## Begin AVAILABLE DATA

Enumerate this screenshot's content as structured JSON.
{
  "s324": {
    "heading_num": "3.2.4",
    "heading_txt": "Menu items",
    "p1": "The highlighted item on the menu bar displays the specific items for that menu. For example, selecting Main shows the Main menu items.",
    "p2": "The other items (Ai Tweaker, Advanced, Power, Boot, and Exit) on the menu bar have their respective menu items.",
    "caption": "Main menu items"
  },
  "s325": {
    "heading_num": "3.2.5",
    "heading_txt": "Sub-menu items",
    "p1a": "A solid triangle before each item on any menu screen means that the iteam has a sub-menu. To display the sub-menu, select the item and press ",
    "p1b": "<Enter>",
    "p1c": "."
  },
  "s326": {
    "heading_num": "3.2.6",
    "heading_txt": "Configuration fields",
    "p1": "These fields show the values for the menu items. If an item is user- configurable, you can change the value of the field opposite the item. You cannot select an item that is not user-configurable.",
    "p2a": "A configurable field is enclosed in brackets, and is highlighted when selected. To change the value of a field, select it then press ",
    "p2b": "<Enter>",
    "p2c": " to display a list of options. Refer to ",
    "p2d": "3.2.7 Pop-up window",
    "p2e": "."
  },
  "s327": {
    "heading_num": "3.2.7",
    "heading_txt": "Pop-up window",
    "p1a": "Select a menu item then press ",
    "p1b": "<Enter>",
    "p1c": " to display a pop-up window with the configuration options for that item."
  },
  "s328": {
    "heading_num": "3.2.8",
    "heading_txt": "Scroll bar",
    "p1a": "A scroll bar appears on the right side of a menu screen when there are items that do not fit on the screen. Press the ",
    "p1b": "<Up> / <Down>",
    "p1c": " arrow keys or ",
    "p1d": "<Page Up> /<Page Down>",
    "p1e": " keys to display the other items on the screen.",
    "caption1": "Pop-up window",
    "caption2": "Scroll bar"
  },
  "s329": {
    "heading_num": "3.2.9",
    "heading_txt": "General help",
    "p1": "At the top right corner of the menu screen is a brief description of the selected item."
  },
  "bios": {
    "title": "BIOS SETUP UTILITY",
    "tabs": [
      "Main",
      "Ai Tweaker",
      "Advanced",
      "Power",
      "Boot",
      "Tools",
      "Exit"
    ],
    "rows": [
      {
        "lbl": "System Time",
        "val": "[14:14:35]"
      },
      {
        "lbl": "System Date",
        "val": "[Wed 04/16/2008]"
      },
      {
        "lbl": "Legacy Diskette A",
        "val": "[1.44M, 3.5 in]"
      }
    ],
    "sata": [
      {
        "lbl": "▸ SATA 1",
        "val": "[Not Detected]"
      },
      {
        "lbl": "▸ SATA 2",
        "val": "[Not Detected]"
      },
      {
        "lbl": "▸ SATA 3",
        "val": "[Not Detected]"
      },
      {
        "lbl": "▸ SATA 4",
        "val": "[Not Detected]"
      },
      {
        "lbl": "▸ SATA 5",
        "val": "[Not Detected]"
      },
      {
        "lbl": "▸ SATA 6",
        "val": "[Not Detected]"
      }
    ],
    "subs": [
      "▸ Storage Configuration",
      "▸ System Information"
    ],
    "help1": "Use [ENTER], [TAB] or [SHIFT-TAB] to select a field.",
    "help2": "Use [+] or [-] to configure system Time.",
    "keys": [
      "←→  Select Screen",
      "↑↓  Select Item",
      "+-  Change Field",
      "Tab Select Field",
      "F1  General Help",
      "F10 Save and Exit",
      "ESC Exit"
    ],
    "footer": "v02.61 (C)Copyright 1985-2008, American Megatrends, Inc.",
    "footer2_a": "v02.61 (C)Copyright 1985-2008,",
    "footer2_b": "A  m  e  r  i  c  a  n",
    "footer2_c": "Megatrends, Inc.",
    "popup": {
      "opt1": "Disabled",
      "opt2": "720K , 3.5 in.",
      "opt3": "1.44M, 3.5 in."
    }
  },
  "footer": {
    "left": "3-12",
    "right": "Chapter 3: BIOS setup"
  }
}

## End AVAILABLE DATA

## INSTRUCTIONS TO FOLLOW
List the lines of the entries that include "Boot".

## RESPONSE
    "p2": "The other items (Ai Tweaker, Advanced, Power, Boot, and Exit) on the menu bar have their respective menu items.",
      "Boot",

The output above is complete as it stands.